:: The data ::
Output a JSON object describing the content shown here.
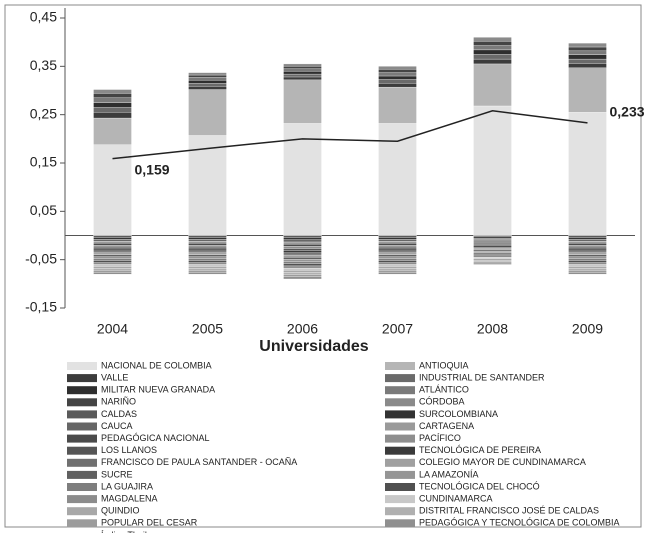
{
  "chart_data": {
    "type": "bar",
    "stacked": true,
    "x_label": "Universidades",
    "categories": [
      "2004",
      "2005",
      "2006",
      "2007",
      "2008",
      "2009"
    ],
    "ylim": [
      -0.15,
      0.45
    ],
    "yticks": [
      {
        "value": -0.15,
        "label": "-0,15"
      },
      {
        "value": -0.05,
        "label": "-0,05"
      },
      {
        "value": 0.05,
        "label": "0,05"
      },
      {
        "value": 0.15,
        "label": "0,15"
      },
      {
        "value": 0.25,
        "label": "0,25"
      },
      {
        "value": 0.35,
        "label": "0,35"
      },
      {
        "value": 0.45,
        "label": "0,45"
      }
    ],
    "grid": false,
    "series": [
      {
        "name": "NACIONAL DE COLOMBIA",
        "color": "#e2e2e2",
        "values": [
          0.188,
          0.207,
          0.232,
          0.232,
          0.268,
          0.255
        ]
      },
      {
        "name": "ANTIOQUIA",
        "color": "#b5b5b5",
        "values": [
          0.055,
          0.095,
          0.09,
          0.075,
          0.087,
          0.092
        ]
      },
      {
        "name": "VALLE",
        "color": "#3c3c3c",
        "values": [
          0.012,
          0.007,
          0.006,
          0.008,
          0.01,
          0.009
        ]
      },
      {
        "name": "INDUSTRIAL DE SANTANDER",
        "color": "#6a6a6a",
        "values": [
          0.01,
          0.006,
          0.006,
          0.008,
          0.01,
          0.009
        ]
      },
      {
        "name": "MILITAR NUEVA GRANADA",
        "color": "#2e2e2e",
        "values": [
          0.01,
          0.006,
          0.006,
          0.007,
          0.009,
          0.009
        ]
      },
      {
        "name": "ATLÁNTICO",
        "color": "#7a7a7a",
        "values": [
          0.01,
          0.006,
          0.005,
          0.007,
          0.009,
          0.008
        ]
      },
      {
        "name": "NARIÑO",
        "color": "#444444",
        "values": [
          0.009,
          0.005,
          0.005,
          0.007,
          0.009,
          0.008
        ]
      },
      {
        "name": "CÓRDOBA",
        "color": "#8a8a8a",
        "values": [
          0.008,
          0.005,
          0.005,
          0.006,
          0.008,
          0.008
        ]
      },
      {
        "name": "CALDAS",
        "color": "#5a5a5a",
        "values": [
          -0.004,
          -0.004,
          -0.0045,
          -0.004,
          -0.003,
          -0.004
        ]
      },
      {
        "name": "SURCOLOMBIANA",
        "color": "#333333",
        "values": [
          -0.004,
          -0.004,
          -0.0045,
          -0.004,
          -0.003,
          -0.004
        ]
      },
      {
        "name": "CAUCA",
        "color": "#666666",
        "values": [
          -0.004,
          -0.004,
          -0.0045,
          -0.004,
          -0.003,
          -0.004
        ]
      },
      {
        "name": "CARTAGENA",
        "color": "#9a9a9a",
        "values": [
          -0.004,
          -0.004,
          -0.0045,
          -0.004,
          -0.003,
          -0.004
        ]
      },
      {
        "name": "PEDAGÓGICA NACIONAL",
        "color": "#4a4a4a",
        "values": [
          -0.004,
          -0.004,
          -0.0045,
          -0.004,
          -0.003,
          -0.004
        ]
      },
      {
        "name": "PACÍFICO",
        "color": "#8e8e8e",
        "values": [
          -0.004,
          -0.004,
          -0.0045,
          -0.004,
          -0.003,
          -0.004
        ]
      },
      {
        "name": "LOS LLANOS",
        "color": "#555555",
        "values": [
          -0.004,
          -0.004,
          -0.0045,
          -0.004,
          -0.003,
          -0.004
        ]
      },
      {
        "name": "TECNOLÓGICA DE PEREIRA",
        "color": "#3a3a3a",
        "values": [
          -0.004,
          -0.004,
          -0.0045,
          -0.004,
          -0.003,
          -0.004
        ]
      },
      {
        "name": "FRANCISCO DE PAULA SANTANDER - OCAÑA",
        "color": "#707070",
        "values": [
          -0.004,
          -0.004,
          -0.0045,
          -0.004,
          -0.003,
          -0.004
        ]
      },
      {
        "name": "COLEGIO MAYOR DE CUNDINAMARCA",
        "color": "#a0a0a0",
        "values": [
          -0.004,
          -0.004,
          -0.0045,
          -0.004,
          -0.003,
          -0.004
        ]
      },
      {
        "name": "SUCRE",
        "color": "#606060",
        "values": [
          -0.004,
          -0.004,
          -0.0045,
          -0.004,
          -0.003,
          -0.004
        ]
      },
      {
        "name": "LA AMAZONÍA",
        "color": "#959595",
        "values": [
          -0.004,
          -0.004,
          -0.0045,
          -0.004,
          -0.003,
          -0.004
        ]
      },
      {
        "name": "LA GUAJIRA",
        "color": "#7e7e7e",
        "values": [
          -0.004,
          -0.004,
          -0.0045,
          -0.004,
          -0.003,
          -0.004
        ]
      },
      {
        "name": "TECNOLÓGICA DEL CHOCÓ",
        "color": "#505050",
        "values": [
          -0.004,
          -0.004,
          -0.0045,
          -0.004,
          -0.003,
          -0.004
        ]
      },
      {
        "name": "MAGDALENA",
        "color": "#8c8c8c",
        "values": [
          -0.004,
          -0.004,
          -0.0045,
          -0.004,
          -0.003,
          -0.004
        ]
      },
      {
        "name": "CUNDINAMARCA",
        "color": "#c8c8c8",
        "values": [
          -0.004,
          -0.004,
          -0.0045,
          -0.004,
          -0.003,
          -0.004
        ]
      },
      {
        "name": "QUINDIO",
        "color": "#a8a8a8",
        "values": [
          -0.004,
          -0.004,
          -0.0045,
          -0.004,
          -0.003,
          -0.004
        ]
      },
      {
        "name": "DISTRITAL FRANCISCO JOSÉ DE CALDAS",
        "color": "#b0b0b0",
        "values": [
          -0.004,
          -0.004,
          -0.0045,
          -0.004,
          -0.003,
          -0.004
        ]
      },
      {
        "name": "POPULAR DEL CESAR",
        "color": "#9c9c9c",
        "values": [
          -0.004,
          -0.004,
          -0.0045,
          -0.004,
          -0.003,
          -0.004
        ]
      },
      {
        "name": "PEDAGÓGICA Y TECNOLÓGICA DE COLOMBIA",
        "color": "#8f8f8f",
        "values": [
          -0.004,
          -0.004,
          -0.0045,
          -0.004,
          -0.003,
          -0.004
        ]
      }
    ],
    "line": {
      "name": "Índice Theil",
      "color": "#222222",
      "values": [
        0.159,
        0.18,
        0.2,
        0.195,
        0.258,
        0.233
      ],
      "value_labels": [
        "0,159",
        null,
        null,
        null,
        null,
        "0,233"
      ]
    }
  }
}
:::
:: The data ::
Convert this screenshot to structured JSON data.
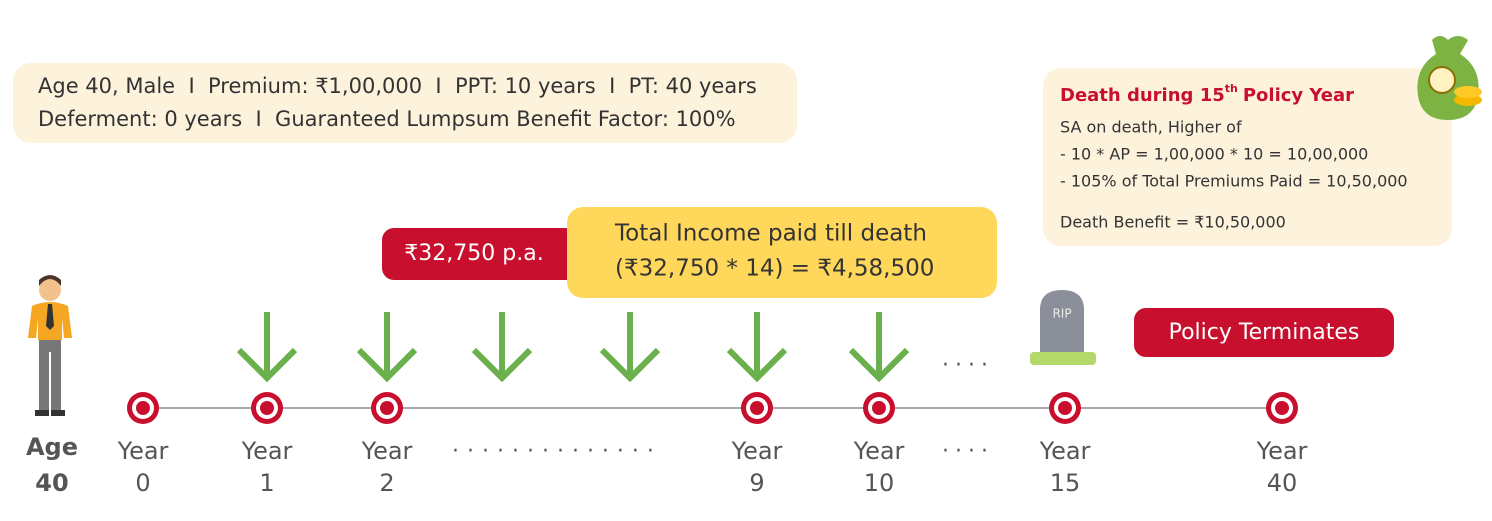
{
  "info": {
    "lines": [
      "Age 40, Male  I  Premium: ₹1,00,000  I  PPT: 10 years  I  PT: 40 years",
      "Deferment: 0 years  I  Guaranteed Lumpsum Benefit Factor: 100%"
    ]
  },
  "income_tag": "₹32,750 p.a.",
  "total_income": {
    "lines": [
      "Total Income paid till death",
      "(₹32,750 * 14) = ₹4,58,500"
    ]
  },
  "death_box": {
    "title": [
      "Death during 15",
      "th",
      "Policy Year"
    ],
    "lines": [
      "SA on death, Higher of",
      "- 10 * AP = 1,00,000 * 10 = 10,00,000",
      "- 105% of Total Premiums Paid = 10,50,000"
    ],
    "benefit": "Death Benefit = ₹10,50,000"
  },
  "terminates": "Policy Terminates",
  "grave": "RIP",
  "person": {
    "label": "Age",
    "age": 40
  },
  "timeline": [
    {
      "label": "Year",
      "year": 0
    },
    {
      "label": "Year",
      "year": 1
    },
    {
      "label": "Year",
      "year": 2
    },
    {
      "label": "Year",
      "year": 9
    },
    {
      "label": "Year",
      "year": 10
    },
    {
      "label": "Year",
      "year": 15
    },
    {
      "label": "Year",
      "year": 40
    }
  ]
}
:::
> **What you will do**
Scan the lines for the string "Benefit". Copy out each line that matches.

> **Reply to the exercise**
      "Deferment: 0 years  I  Guaranteed Lumpsum Benefit Factor: 100%"
    "benefit": "Death Benefit = ₹10,50,000"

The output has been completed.